• _Task to carry out_: Using the listing below, select the lines with the word "ERPT" and copy them.

• _Exercise material_:
------------------------

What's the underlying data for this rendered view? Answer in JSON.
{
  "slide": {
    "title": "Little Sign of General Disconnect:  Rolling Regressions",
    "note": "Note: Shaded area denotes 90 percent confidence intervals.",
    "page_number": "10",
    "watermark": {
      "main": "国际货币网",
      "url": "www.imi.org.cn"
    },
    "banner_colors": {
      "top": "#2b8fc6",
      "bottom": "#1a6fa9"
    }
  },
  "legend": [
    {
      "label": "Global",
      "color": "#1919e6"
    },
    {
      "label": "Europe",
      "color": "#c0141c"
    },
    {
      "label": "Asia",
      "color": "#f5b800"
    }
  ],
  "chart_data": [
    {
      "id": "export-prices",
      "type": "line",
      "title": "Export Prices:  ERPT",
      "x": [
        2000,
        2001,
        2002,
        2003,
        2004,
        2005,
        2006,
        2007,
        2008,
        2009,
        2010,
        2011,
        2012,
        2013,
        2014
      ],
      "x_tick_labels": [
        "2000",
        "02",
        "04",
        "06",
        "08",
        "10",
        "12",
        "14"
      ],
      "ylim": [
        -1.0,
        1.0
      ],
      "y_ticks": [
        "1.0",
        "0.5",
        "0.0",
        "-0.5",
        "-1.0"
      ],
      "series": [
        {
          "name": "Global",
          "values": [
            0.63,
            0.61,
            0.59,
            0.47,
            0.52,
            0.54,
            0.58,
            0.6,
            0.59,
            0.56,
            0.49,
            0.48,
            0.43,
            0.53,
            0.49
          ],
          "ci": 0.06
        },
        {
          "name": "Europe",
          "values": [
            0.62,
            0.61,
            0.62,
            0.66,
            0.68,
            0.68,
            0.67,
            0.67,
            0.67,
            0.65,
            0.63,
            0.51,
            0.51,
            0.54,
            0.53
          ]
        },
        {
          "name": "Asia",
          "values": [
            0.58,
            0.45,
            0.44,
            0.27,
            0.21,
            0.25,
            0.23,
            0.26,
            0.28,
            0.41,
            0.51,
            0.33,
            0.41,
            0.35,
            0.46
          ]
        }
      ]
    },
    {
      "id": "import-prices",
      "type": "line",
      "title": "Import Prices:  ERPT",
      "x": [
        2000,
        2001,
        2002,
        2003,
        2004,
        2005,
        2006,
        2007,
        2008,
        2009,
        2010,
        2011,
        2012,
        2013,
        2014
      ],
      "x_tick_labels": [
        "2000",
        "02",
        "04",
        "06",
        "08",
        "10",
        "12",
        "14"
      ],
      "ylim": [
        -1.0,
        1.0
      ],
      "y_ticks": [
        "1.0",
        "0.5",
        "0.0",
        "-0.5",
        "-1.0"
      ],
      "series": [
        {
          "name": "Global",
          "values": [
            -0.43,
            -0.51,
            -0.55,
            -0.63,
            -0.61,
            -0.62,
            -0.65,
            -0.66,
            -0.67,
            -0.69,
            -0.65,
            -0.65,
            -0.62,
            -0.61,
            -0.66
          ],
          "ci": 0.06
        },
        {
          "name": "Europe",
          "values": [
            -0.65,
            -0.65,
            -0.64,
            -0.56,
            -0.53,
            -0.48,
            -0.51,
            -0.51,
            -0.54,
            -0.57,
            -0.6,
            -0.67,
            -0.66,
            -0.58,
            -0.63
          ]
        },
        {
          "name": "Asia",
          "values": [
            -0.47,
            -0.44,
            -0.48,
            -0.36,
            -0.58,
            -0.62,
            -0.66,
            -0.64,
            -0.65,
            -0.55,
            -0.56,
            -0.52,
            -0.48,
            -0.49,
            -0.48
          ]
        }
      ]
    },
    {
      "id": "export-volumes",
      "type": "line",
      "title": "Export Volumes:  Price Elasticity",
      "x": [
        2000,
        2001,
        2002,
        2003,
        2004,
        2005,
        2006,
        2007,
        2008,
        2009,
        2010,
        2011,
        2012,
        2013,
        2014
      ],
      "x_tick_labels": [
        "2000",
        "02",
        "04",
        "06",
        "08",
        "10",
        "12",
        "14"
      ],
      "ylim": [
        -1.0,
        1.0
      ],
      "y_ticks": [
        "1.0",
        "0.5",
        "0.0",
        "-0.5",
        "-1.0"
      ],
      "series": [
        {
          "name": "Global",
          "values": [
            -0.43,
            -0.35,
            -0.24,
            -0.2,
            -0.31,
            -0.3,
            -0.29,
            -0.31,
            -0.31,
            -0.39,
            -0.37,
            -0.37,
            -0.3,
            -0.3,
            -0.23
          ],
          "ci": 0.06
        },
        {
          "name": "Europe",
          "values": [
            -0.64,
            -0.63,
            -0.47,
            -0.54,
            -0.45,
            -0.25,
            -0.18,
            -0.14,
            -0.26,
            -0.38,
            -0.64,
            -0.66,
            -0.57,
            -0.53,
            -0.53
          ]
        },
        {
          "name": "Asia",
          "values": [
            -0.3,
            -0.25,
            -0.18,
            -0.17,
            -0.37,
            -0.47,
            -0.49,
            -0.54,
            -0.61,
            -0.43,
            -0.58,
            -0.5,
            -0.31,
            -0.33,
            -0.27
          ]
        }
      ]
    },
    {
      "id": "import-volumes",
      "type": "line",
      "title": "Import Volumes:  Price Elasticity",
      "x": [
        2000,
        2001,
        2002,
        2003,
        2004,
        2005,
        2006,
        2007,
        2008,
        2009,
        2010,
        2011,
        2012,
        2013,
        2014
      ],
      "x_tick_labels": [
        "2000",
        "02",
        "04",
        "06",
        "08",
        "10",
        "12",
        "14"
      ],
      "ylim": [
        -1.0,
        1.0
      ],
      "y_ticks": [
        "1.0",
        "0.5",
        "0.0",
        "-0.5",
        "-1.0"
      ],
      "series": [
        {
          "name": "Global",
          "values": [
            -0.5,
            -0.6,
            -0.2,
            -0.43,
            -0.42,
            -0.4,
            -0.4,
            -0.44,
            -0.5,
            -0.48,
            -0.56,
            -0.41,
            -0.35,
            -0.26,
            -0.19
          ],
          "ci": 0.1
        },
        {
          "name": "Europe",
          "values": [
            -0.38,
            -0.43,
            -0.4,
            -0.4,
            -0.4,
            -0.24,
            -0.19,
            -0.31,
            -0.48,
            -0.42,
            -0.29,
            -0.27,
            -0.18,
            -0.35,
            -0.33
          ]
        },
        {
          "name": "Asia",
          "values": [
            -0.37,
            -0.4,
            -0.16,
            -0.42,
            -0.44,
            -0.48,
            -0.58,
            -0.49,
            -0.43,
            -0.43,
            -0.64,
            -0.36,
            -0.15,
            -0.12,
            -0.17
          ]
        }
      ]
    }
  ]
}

------------------------

• _The result_:
      "title": "Export Prices:  ERPT",
      "title": "Import Prices:  ERPT",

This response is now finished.